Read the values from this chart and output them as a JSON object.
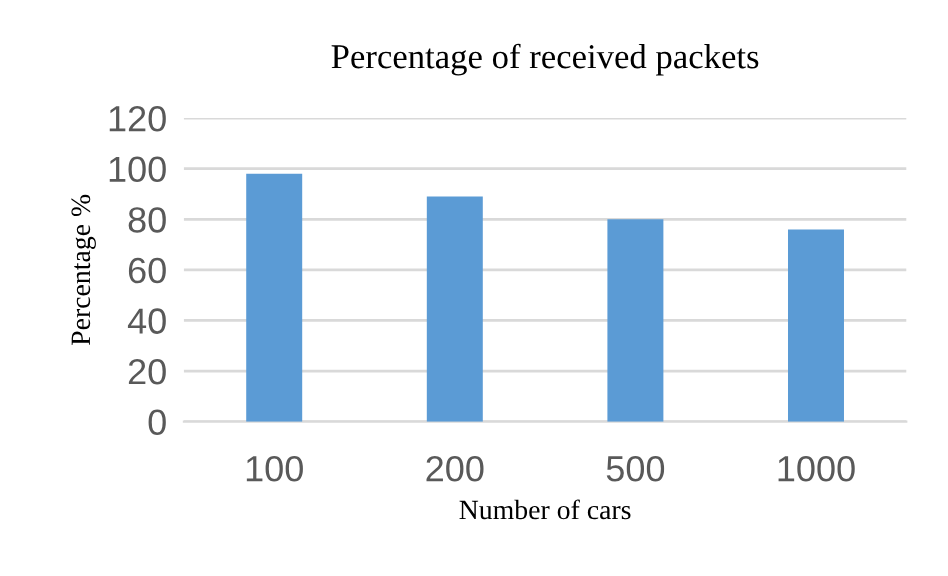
{
  "chart_data": {
    "type": "bar",
    "title": "Percentage of received packets",
    "xlabel": "Number of cars",
    "ylabel": "Percentage %",
    "categories": [
      "100",
      "200",
      "500",
      "1000"
    ],
    "values": [
      98,
      89,
      80,
      76
    ],
    "color": "#5b9bd5",
    "ylim": [
      0,
      120
    ],
    "yticks": [
      0,
      20,
      40,
      60,
      80,
      100,
      120
    ],
    "grid": "y"
  }
}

────────────────────────────────────────

Without including any pictures, print each record exactly.

Answer below:
Read the values from this chart and output them as a JSON object.
{
  "chart_data": {
    "type": "bar",
    "title": "Percentage of received packets",
    "xlabel": "Number of cars",
    "ylabel": "Percentage %",
    "categories": [
      "100",
      "200",
      "500",
      "1000"
    ],
    "values": [
      98,
      89,
      80,
      76
    ],
    "color": "#5b9bd5",
    "ylim": [
      0,
      120
    ],
    "yticks": [
      0,
      20,
      40,
      60,
      80,
      100,
      120
    ],
    "grid": "y"
  }
}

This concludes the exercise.